◆ **Problem description**: Every line holding the string "JSON" should be gathered.

** start of Supplied records **

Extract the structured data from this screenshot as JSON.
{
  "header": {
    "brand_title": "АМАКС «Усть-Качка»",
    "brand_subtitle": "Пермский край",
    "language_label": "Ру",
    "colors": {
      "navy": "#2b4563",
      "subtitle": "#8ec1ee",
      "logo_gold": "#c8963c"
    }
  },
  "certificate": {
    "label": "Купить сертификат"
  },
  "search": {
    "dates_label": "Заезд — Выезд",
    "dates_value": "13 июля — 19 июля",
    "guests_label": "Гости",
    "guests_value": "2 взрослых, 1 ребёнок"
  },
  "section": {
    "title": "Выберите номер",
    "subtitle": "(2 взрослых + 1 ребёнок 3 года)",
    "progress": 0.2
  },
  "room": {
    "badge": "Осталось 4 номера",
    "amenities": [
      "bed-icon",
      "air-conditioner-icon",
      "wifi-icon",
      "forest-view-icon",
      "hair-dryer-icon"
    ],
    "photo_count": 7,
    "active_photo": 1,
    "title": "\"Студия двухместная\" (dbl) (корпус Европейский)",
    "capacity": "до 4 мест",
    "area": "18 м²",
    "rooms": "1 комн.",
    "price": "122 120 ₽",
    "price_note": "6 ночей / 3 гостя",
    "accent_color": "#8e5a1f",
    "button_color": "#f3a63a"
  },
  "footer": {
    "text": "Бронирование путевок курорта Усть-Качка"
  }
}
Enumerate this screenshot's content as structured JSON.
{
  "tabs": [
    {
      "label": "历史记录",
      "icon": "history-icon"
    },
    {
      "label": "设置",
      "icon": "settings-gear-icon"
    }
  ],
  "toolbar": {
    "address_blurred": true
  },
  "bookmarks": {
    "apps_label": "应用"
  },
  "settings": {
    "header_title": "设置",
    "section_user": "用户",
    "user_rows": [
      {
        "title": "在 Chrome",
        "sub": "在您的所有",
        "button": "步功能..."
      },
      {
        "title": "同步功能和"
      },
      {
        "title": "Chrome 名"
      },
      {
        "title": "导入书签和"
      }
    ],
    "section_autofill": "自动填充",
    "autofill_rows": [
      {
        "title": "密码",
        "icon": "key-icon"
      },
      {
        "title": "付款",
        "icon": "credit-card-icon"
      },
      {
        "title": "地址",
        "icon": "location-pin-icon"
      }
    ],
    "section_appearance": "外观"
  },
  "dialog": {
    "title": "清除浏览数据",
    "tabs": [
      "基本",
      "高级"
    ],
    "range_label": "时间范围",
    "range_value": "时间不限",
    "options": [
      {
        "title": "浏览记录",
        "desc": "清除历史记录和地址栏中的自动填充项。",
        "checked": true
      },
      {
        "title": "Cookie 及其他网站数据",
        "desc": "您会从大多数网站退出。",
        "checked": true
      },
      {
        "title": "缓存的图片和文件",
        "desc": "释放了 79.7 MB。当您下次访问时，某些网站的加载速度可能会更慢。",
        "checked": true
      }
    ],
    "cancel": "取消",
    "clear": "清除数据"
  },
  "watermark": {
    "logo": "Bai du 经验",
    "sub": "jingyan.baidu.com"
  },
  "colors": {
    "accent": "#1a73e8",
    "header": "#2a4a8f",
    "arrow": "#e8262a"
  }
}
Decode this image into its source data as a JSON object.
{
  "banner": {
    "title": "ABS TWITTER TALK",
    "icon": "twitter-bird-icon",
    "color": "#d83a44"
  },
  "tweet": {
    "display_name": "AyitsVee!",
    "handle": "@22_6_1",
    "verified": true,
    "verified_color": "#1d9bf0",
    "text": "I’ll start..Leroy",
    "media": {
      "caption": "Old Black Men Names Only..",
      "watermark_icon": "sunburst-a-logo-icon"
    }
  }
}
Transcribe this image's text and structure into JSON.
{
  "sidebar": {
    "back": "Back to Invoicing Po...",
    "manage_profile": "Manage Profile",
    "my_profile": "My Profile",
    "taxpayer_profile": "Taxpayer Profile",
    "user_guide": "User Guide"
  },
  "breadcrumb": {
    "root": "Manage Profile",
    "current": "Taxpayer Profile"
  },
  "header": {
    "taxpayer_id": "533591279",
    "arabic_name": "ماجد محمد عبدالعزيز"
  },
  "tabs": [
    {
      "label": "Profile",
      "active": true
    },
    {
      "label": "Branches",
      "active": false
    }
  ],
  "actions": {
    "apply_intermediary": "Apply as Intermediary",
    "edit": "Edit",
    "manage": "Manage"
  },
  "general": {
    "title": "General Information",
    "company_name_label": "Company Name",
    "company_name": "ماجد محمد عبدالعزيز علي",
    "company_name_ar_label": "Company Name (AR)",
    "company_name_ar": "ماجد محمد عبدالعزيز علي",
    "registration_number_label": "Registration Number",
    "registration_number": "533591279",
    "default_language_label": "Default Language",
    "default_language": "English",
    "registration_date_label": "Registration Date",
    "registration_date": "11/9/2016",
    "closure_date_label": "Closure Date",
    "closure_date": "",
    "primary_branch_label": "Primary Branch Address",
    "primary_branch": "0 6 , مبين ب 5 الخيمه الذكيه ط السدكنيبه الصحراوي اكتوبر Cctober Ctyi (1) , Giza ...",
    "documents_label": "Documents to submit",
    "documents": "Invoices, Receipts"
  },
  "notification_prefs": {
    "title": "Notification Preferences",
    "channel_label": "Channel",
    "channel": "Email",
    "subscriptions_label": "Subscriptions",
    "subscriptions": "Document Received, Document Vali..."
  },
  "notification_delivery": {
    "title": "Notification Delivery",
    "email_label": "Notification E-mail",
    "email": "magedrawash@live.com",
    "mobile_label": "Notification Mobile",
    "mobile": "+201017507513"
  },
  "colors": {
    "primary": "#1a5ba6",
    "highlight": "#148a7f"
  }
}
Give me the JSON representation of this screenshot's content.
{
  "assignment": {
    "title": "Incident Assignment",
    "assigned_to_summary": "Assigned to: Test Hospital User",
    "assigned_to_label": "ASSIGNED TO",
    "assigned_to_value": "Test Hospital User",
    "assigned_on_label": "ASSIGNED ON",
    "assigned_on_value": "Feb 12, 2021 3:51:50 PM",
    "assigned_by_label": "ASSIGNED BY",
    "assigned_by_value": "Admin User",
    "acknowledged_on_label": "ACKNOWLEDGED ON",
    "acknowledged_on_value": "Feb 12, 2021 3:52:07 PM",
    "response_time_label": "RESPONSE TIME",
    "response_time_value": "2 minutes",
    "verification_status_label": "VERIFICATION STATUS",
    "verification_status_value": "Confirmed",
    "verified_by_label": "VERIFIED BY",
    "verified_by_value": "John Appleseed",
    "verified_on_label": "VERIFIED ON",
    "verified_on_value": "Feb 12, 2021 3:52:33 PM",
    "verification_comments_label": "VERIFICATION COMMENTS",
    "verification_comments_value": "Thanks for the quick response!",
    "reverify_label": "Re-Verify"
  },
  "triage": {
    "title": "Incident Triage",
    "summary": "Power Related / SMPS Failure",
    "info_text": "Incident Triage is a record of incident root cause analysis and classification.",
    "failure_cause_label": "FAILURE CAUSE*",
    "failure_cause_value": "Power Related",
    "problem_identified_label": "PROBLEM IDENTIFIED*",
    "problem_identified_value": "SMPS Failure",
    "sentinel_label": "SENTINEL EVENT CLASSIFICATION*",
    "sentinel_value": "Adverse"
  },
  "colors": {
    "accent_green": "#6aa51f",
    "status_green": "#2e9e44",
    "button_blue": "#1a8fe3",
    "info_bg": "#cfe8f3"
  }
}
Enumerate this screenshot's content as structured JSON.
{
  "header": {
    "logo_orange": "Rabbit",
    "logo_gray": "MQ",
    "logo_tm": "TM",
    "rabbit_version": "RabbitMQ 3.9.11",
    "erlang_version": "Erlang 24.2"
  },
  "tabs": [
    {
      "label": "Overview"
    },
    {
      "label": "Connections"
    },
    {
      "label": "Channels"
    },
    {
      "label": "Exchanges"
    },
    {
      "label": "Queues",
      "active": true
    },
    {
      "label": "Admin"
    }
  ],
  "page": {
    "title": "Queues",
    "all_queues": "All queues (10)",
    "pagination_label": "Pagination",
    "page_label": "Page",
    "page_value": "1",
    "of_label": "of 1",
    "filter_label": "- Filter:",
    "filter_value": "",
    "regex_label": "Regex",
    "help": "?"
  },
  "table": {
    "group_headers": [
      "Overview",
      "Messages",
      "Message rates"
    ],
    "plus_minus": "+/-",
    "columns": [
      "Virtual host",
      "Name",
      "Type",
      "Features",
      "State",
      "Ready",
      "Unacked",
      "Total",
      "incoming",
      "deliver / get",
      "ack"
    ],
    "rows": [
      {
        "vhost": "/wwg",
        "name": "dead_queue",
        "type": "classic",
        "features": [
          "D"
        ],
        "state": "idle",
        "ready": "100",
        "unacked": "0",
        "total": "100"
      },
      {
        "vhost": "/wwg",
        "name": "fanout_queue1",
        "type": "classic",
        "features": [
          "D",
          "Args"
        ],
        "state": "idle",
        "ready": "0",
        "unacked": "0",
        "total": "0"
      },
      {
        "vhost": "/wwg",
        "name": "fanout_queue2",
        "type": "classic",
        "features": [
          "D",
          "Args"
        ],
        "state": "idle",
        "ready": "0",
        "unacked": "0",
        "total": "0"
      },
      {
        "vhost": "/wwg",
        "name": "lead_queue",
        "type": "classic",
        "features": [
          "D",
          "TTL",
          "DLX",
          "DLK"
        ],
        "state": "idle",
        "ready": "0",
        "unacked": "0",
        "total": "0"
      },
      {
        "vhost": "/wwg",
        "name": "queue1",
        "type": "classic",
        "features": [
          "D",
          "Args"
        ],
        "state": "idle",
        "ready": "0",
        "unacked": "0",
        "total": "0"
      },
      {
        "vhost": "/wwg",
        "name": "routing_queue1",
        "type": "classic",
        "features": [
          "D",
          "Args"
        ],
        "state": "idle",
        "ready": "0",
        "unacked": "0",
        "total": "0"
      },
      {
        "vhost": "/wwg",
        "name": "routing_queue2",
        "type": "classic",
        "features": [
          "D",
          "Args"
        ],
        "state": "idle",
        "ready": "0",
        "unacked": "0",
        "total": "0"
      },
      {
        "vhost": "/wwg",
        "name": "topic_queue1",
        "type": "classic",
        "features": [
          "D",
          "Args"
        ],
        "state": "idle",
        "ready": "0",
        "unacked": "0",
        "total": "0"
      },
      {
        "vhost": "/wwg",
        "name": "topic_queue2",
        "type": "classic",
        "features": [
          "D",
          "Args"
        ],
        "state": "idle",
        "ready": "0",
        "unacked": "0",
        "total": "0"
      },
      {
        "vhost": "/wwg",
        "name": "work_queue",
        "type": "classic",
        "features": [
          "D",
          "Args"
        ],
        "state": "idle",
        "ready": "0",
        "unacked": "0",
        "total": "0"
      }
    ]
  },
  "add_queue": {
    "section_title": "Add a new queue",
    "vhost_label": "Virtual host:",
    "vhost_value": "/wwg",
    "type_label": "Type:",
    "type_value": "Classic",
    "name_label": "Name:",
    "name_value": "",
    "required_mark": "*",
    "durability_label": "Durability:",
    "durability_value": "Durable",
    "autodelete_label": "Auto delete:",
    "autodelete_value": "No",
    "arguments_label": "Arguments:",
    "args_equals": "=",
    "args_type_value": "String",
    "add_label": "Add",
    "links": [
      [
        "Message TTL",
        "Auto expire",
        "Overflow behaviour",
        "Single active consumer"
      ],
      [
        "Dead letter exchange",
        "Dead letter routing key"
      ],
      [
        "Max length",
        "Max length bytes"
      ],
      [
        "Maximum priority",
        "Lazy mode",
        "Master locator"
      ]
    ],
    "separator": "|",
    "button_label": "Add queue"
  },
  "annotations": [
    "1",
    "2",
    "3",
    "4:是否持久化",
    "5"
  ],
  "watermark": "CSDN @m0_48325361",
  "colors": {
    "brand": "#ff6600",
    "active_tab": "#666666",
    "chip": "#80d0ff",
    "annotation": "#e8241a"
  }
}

** end of Supplied records **

◆ **Complete answer**:
Extract the structured data from this screenshot as JSON.
Enumerate this screenshot's content as structured JSON.
Decode this image into its source data as a JSON object.
Transcribe this image's text and structure into JSON.
Give me the JSON representation of this screenshot's content.
Enumerate this screenshot's content as structured JSON.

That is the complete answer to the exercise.